= Record excerpts =
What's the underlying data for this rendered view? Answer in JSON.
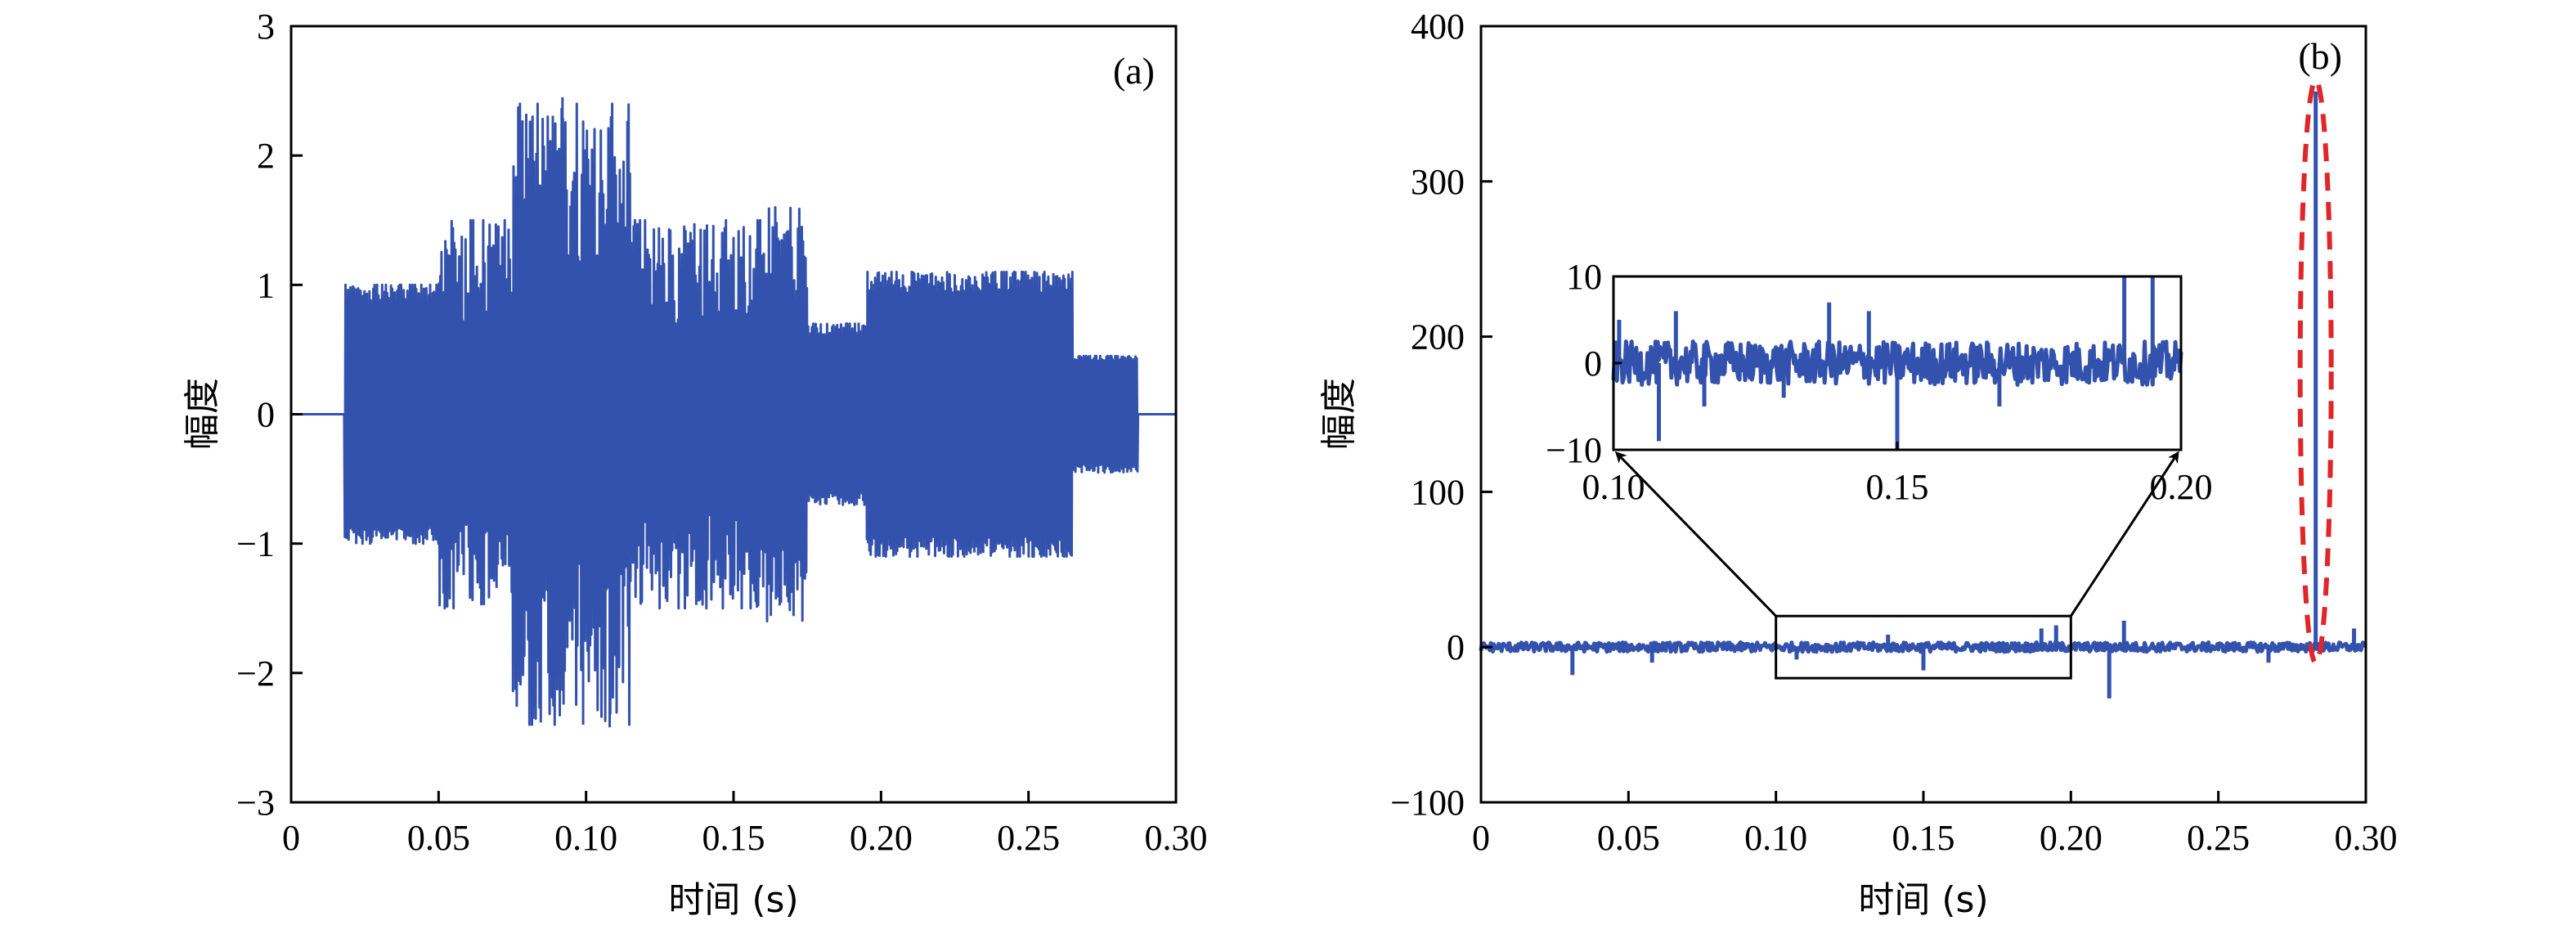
{
  "chart_data": [
    {
      "type": "line",
      "panel": "(a)",
      "xlabel": "时间 (s)",
      "ylabel": "幅度",
      "xlim": [
        0,
        0.3
      ],
      "ylim": [
        -3,
        3
      ],
      "xticks": [
        0,
        0.05,
        0.1,
        0.15,
        0.2,
        0.25,
        0.3
      ],
      "xtick_labels": [
        "0",
        "0.05",
        "0.10",
        "0.15",
        "0.20",
        "0.25",
        "0.30"
      ],
      "yticks": [
        -3,
        -2,
        -1,
        0,
        1,
        2,
        3
      ],
      "ytick_labels": [
        "−3",
        "−2",
        "−1",
        "0",
        "1",
        "2",
        "3"
      ],
      "series_color": "#3352ad",
      "segments": [
        {
          "x": [
            0.0,
            0.018
          ],
          "amplitude": 0.0
        },
        {
          "x": [
            0.018,
            0.05
          ],
          "amplitude": 1.0
        },
        {
          "x": [
            0.05,
            0.075
          ],
          "amplitude": 1.5
        },
        {
          "x": [
            0.075,
            0.115
          ],
          "amplitude": 2.4
        },
        {
          "x": [
            0.115,
            0.16
          ],
          "amplitude": 1.5
        },
        {
          "x": [
            0.16,
            0.175
          ],
          "amplitude": 1.6
        },
        {
          "x": [
            0.175,
            0.195
          ],
          "amplitude": 0.7
        },
        {
          "x": [
            0.195,
            0.245
          ],
          "amplitude": 1.1
        },
        {
          "x": [
            0.245,
            0.265
          ],
          "amplitude": 1.1
        },
        {
          "x": [
            0.265,
            0.287
          ],
          "amplitude": 0.45
        },
        {
          "x": [
            0.287,
            0.3
          ],
          "amplitude": 0.0
        }
      ],
      "peaks": [
        {
          "x": 0.077,
          "y": 2.38
        },
        {
          "x": 0.092,
          "y": 2.45
        },
        {
          "x": 0.099,
          "y": -2.4
        },
        {
          "x": 0.108,
          "y": -2.42
        }
      ]
    },
    {
      "type": "line",
      "panel": "(b)",
      "xlabel": "时间 (s)",
      "ylabel": "幅度",
      "xlim": [
        0,
        0.3
      ],
      "ylim": [
        -100,
        400
      ],
      "xticks": [
        0,
        0.05,
        0.1,
        0.15,
        0.2,
        0.25,
        0.3
      ],
      "xtick_labels": [
        "0",
        "0.05",
        "0.10",
        "0.15",
        "0.20",
        "0.25",
        "0.30"
      ],
      "yticks": [
        -100,
        0,
        100,
        200,
        300,
        400
      ],
      "ytick_labels": [
        "−100",
        "0",
        "100",
        "200",
        "300",
        "400"
      ],
      "series_color": "#3352ad",
      "baseline_noise": 3,
      "spikes": [
        {
          "x": 0.031,
          "y": -18
        },
        {
          "x": 0.058,
          "y": -10
        },
        {
          "x": 0.107,
          "y": -8
        },
        {
          "x": 0.138,
          "y": 8
        },
        {
          "x": 0.15,
          "y": -15
        },
        {
          "x": 0.19,
          "y": 12
        },
        {
          "x": 0.195,
          "y": 14
        },
        {
          "x": 0.213,
          "y": -33
        },
        {
          "x": 0.218,
          "y": 17
        },
        {
          "x": 0.267,
          "y": -10
        },
        {
          "x": 0.283,
          "y": 358
        },
        {
          "x": 0.296,
          "y": 12
        }
      ],
      "zoom_region": {
        "x": [
          0.1,
          0.2
        ],
        "y": [
          -20,
          20
        ]
      },
      "highlight": {
        "x": 0.283,
        "y_range": [
          -10,
          365
        ],
        "color": "#e0262a",
        "style": "dashed"
      },
      "inset": {
        "xlim": [
          0.1,
          0.2
        ],
        "ylim": [
          -10,
          10
        ],
        "xticks": [
          0.1,
          0.15,
          0.2
        ],
        "xtick_labels": [
          "0.10",
          "0.15",
          "0.20"
        ],
        "yticks": [
          -10,
          0,
          10
        ],
        "ytick_labels": [
          "−10",
          "0",
          "10"
        ],
        "spikes": [
          {
            "x": 0.101,
            "y": 5
          },
          {
            "x": 0.108,
            "y": -9
          },
          {
            "x": 0.111,
            "y": 6
          },
          {
            "x": 0.116,
            "y": -5
          },
          {
            "x": 0.13,
            "y": -4
          },
          {
            "x": 0.138,
            "y": 7
          },
          {
            "x": 0.145,
            "y": 6
          },
          {
            "x": 0.15,
            "y": -10
          },
          {
            "x": 0.168,
            "y": -5
          },
          {
            "x": 0.19,
            "y": 10
          },
          {
            "x": 0.195,
            "y": 10
          }
        ]
      }
    }
  ]
}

= Set task =
Transcribe the material exactly, leaving every picture out.

= Answer in full =
What's the underlying data for this rendered view? Answer in JSON.
{
  "chart_data": [
    {
      "type": "line",
      "panel": "(a)",
      "xlabel": "时间 (s)",
      "ylabel": "幅度",
      "xlim": [
        0,
        0.3
      ],
      "ylim": [
        -3,
        3
      ],
      "xticks": [
        0,
        0.05,
        0.1,
        0.15,
        0.2,
        0.25,
        0.3
      ],
      "xtick_labels": [
        "0",
        "0.05",
        "0.10",
        "0.15",
        "0.20",
        "0.25",
        "0.30"
      ],
      "yticks": [
        -3,
        -2,
        -1,
        0,
        1,
        2,
        3
      ],
      "ytick_labels": [
        "−3",
        "−2",
        "−1",
        "0",
        "1",
        "2",
        "3"
      ],
      "series_color": "#3352ad",
      "segments": [
        {
          "x": [
            0.0,
            0.018
          ],
          "amplitude": 0.0
        },
        {
          "x": [
            0.018,
            0.05
          ],
          "amplitude": 1.0
        },
        {
          "x": [
            0.05,
            0.075
          ],
          "amplitude": 1.5
        },
        {
          "x": [
            0.075,
            0.115
          ],
          "amplitude": 2.4
        },
        {
          "x": [
            0.115,
            0.16
          ],
          "amplitude": 1.5
        },
        {
          "x": [
            0.16,
            0.175
          ],
          "amplitude": 1.6
        },
        {
          "x": [
            0.175,
            0.195
          ],
          "amplitude": 0.7
        },
        {
          "x": [
            0.195,
            0.245
          ],
          "amplitude": 1.1
        },
        {
          "x": [
            0.245,
            0.265
          ],
          "amplitude": 1.1
        },
        {
          "x": [
            0.265,
            0.287
          ],
          "amplitude": 0.45
        },
        {
          "x": [
            0.287,
            0.3
          ],
          "amplitude": 0.0
        }
      ],
      "peaks": [
        {
          "x": 0.077,
          "y": 2.38
        },
        {
          "x": 0.092,
          "y": 2.45
        },
        {
          "x": 0.099,
          "y": -2.4
        },
        {
          "x": 0.108,
          "y": -2.42
        }
      ]
    },
    {
      "type": "line",
      "panel": "(b)",
      "xlabel": "时间 (s)",
      "ylabel": "幅度",
      "xlim": [
        0,
        0.3
      ],
      "ylim": [
        -100,
        400
      ],
      "xticks": [
        0,
        0.05,
        0.1,
        0.15,
        0.2,
        0.25,
        0.3
      ],
      "xtick_labels": [
        "0",
        "0.05",
        "0.10",
        "0.15",
        "0.20",
        "0.25",
        "0.30"
      ],
      "yticks": [
        -100,
        0,
        100,
        200,
        300,
        400
      ],
      "ytick_labels": [
        "−100",
        "0",
        "100",
        "200",
        "300",
        "400"
      ],
      "series_color": "#3352ad",
      "baseline_noise": 3,
      "spikes": [
        {
          "x": 0.031,
          "y": -18
        },
        {
          "x": 0.058,
          "y": -10
        },
        {
          "x": 0.107,
          "y": -8
        },
        {
          "x": 0.138,
          "y": 8
        },
        {
          "x": 0.15,
          "y": -15
        },
        {
          "x": 0.19,
          "y": 12
        },
        {
          "x": 0.195,
          "y": 14
        },
        {
          "x": 0.213,
          "y": -33
        },
        {
          "x": 0.218,
          "y": 17
        },
        {
          "x": 0.267,
          "y": -10
        },
        {
          "x": 0.283,
          "y": 358
        },
        {
          "x": 0.296,
          "y": 12
        }
      ],
      "zoom_region": {
        "x": [
          0.1,
          0.2
        ],
        "y": [
          -20,
          20
        ]
      },
      "highlight": {
        "x": 0.283,
        "y_range": [
          -10,
          365
        ],
        "color": "#e0262a",
        "style": "dashed"
      },
      "inset": {
        "xlim": [
          0.1,
          0.2
        ],
        "ylim": [
          -10,
          10
        ],
        "xticks": [
          0.1,
          0.15,
          0.2
        ],
        "xtick_labels": [
          "0.10",
          "0.15",
          "0.20"
        ],
        "yticks": [
          -10,
          0,
          10
        ],
        "ytick_labels": [
          "−10",
          "0",
          "10"
        ],
        "spikes": [
          {
            "x": 0.101,
            "y": 5
          },
          {
            "x": 0.108,
            "y": -9
          },
          {
            "x": 0.111,
            "y": 6
          },
          {
            "x": 0.116,
            "y": -5
          },
          {
            "x": 0.13,
            "y": -4
          },
          {
            "x": 0.138,
            "y": 7
          },
          {
            "x": 0.145,
            "y": 6
          },
          {
            "x": 0.15,
            "y": -10
          },
          {
            "x": 0.168,
            "y": -5
          },
          {
            "x": 0.19,
            "y": 10
          },
          {
            "x": 0.195,
            "y": 10
          }
        ]
      }
    }
  ]
}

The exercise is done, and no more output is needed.